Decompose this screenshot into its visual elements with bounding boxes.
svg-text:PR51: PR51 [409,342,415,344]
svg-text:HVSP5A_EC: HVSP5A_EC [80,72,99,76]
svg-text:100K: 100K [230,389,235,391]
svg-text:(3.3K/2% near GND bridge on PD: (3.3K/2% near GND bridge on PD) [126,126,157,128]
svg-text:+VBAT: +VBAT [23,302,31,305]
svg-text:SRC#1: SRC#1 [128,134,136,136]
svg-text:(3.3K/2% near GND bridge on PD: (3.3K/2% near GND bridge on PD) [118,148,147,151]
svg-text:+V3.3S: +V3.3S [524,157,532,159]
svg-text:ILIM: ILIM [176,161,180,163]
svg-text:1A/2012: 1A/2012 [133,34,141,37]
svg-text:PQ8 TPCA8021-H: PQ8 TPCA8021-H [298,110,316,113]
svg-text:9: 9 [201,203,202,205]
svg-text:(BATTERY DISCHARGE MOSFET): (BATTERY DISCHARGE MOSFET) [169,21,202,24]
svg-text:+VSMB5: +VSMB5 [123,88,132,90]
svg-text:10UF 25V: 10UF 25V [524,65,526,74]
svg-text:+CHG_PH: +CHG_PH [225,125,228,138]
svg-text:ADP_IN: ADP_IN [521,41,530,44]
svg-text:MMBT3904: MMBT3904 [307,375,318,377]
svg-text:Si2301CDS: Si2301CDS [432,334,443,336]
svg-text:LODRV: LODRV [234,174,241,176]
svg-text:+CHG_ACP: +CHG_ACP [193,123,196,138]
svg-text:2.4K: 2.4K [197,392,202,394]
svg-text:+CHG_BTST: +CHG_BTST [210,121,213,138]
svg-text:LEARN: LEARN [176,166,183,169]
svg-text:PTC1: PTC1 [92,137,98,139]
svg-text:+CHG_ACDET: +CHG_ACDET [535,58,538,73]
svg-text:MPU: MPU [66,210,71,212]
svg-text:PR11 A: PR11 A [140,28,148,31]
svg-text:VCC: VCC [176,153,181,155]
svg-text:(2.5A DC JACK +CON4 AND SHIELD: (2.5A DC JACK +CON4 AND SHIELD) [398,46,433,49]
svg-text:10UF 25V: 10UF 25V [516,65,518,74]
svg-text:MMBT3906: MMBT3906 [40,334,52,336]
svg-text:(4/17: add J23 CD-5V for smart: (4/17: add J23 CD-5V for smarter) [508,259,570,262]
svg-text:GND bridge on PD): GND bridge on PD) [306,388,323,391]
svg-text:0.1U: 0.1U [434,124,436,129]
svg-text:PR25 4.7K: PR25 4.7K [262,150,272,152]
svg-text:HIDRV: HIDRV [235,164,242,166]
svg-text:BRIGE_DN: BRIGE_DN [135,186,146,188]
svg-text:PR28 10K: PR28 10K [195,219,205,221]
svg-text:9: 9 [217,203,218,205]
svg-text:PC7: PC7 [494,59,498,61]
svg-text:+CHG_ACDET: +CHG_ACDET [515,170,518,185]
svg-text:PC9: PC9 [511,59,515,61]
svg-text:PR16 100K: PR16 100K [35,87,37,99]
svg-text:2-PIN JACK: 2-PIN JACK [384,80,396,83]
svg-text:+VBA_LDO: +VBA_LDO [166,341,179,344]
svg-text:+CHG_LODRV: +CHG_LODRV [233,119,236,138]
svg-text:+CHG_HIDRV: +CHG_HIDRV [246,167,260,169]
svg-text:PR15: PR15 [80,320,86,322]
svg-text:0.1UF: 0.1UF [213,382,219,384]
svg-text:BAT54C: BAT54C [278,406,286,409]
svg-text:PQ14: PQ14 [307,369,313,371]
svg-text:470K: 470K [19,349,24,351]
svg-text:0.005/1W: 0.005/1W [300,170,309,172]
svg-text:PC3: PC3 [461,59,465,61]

______

- [PROBLEM DESCRIPTION] Can you substitute "+CHG_ACIN" for "+CHG_ACDET" everywhere in the data above and return all the lines with nothing else changed?

- [FULL RESPONSE]
Decompose this screenshot into its visual elements with bounding boxes.
svg-text:PR51: PR51 [409,342,415,344]
svg-text:HVSP5A_EC: HVSP5A_EC [80,72,99,76]
svg-text:100K: 100K [230,389,235,391]
svg-text:(3.3K/2% near GND bridge on PD: (3.3K/2% near GND bridge on PD) [126,126,157,128]
svg-text:+VBAT: +VBAT [23,302,31,305]
svg-text:SRC#1: SRC#1 [128,134,136,136]
svg-text:(3.3K/2% near GND bridge on PD: (3.3K/2% near GND bridge on PD) [118,148,147,151]
svg-text:+V3.3S: +V3.3S [524,157,532,159]
svg-text:ILIM: ILIM [176,161,180,163]
svg-text:1A/2012: 1A/2012 [133,34,141,37]
svg-text:PQ8 TPCA8021-H: PQ8 TPCA8021-H [298,110,316,113]
svg-text:9: 9 [201,203,202,205]
svg-text:(BATTERY DISCHARGE MOSFET): (BATTERY DISCHARGE MOSFET) [169,21,202,24]
svg-text:+VSMB5: +VSMB5 [123,88,132,90]
svg-text:10UF 25V: 10UF 25V [524,65,526,74]
svg-text:+CHG_PH: +CHG_PH [225,125,228,138]
svg-text:ADP_IN: ADP_IN [521,41,530,44]
svg-text:MMBT3904: MMBT3904 [307,375,318,377]
svg-text:Si2301CDS: Si2301CDS [432,334,443,336]
svg-text:LODRV: LODRV [234,174,241,176]
svg-text:+CHG_ACP: +CHG_ACP [193,123,196,138]
svg-text:2.4K: 2.4K [197,392,202,394]
svg-text:+CHG_BTST: +CHG_BTST [210,121,213,138]
svg-text:LEARN: LEARN [176,166,183,169]
svg-text:PTC1: PTC1 [92,137,98,139]
svg-text:+CHG_ACIN: +CHG_ACIN [535,58,538,73]
svg-text:MPU: MPU [66,210,71,212]
svg-text:PR11 A: PR11 A [140,28,148,31]
svg-text:VCC: VCC [176,153,181,155]
svg-text:(2.5A DC JACK +CON4 AND SHIELD: (2.5A DC JACK +CON4 AND SHIELD) [398,46,433,49]
svg-text:10UF 25V: 10UF 25V [516,65,518,74]
svg-text:MMBT3906: MMBT3906 [40,334,52,336]
svg-text:(4/17: add J23 CD-5V for smart: (4/17: add J23 CD-5V for smarter) [508,259,570,262]
svg-text:GND bridge on PD): GND bridge on PD) [306,388,323,391]
svg-text:0.1U: 0.1U [434,124,436,129]
svg-text:PR25 4.7K: PR25 4.7K [262,150,272,152]
svg-text:HIDRV: HIDRV [235,164,242,166]
svg-text:BRIGE_DN: BRIGE_DN [135,186,146,188]
svg-text:PR28 10K: PR28 10K [195,219,205,221]
svg-text:9: 9 [217,203,218,205]
svg-text:PC7: PC7 [494,59,498,61]
svg-text:+CHG_ACIN: +CHG_ACIN [515,170,518,185]
svg-text:PC9: PC9 [511,59,515,61]
svg-text:PR16 100K: PR16 100K [35,87,37,99]
svg-text:2-PIN JACK: 2-PIN JACK [384,80,396,83]
svg-text:+VBA_LDO: +VBA_LDO [166,341,179,344]
svg-text:+CHG_LODRV: +CHG_LODRV [233,119,236,138]
svg-text:+CHG_HIDRV: +CHG_HIDRV [246,167,260,169]
svg-text:PR15: PR15 [80,320,86,322]
svg-text:0.1UF: 0.1UF [213,382,219,384]
svg-text:BAT54C: BAT54C [278,406,286,409]
svg-text:PQ14: PQ14 [307,369,313,371]
svg-text:470K: 470K [19,349,24,351]
svg-text:0.005/1W: 0.005/1W [300,170,309,172]
svg-text:PC3: PC3 [461,59,465,61]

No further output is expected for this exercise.